>> Start DATA SECTION

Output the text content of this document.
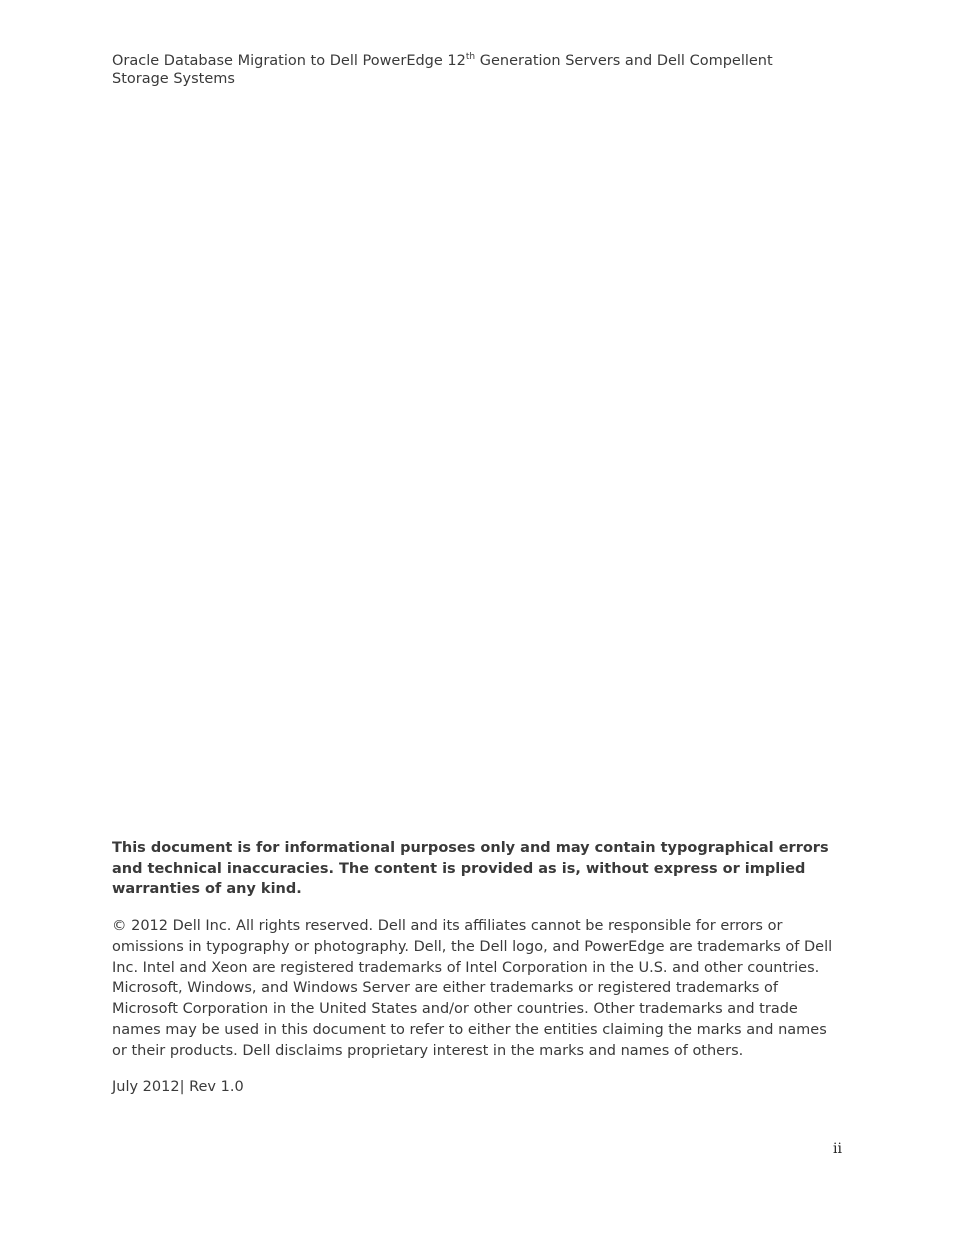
Oracle Database Migration to Dell PowerEdge 12th Generation Servers and Dell Compellent Storage Systems

This document is for informational purposes only and may contain typographical errors and technical inaccuracies. The content is provided as is, without express or implied warranties of any kind.

© 2012 Dell Inc. All rights reserved. Dell and its affiliates cannot be responsible for errors or omissions in typography or photography. Dell, the Dell logo, and PowerEdge are trademarks of Dell Inc. Intel and Xeon are registered trademarks of Intel Corporation in the U.S. and other countries. Microsoft, Windows, and Windows Server are either trademarks or registered trademarks of Microsoft Corporation in the United States and/or other countries. Other trademarks and trade names may be used in this document to refer to either the entities claiming the marks and names or their products. Dell disclaims proprietary interest in the marks and names of others.

July 2012| Rev 1.0

ii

>> End DATA SECTION

Lines that hold "content" are the ones to copy; find all of them.

EXERCISE ANSWER.
Output the text content of this document.
This document is for informational purposes only and may contain typographical errors and technical inaccuracies. The content is provided as is, without express or implied warranties of any kind.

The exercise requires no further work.